Optimizing ML Models with EA

EvOC allows you to leverage the power of Evolutionary Algorithms (EAs) to optimize aspects of your Machine Learning (ML) workflow. A common application, demonstrated here, is feature selection, where the EA helps identify the most relevant subset of input features for your model, aiming to improve accuracy or other performance metrics.

Configuring the ML Optimization Task

Follow these steps to set up an EA for ML model optimization (specifically feature selection in this example):

Select ML Tuning Mode:
- From the main EvOC Dashboard, click on the EA for ML Model Tuning option.
Provide Dataset Information:
- Dataset URL: Enter the URL pointing to your dataset file (CSV format).
Google Drive URL Recommended
Using a shareable Google Drive link for your CSV dataset is the preferred method, ensuring easy access for the EvOC backend. Make sure the link permissions allow viewing.
- Target Column Name: Enter the exact name of the column in your dataset that contains the target variable your ML model aims to predict.

══════

▸ **Short exercise 1**:
Reproduce verbatim the passage of the EvOC guide that opens with the words containing "Configuring the ML" and closes with "file (CSV format).".
▸ **Short exercise 2**:
Using the EvOC guide, answer the following:
(a) Which common application of EvOC does the guide demonstrate?
(b) In what file format should the dataset be supplied?
(c) Which option on the main EvOC Dashboard is clicked to select the ML tuning mode?

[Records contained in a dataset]

══════

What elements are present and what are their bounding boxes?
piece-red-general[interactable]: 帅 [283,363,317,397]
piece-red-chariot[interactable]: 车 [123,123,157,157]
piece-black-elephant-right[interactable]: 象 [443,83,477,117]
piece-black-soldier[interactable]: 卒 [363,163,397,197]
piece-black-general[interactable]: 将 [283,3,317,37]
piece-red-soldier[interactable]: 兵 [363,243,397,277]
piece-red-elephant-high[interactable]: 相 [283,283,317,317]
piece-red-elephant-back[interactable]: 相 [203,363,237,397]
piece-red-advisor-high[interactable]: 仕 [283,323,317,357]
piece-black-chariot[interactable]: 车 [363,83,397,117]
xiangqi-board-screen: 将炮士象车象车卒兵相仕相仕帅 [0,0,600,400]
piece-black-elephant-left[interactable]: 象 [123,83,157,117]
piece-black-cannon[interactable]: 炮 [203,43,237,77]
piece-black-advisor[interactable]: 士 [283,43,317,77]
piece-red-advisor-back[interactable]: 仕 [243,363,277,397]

══════

▸ **Task answer 1**:
Configuring the ML Optimization Task

Follow these steps to set up an EA for ML model optimization (specifically feature selection in this example):

Select ML Tuning Mode:
- From the main EvOC Dashboard, click on the EA for ML Model Tuning option.
Provide Dataset Information:
- Dataset URL: Enter the URL pointing to your dataset file (CSV format).

▸ **Task answer 2**:
(a) Feature selection.
(b) CSV format.
(c) The EA for ML Model Tuning option.